▶ **TASK GOAL**
Records follow. Copy every line with "color".

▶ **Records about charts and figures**
[start]

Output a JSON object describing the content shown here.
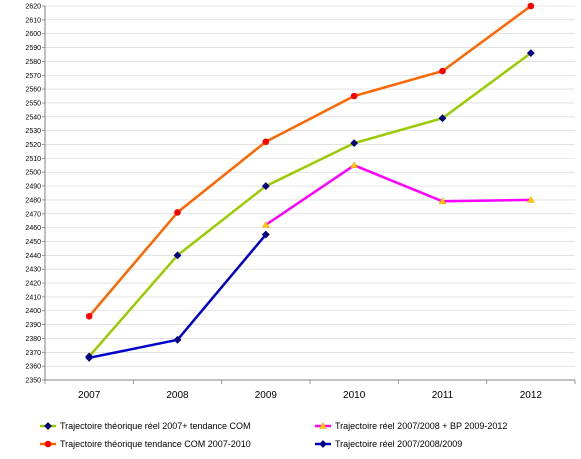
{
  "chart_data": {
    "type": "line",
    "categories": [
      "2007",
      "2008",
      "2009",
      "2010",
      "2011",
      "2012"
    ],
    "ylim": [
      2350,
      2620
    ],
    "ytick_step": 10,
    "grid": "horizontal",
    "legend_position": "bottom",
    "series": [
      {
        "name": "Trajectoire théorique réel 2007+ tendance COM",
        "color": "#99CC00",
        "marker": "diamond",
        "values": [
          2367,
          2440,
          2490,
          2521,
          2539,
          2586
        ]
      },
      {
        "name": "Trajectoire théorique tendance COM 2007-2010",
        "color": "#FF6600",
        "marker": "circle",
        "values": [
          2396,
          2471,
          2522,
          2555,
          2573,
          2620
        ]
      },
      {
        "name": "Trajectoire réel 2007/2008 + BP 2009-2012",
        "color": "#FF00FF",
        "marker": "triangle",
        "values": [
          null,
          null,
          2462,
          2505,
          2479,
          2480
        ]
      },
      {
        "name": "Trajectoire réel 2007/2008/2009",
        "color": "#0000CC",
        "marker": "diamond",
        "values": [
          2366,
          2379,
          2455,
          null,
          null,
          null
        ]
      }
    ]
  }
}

[end]

▶ **RESULT**
        "color": "#99CC00",
        "color": "#FF6600",
        "color": "#FF00FF",
        "color": "#0000CC",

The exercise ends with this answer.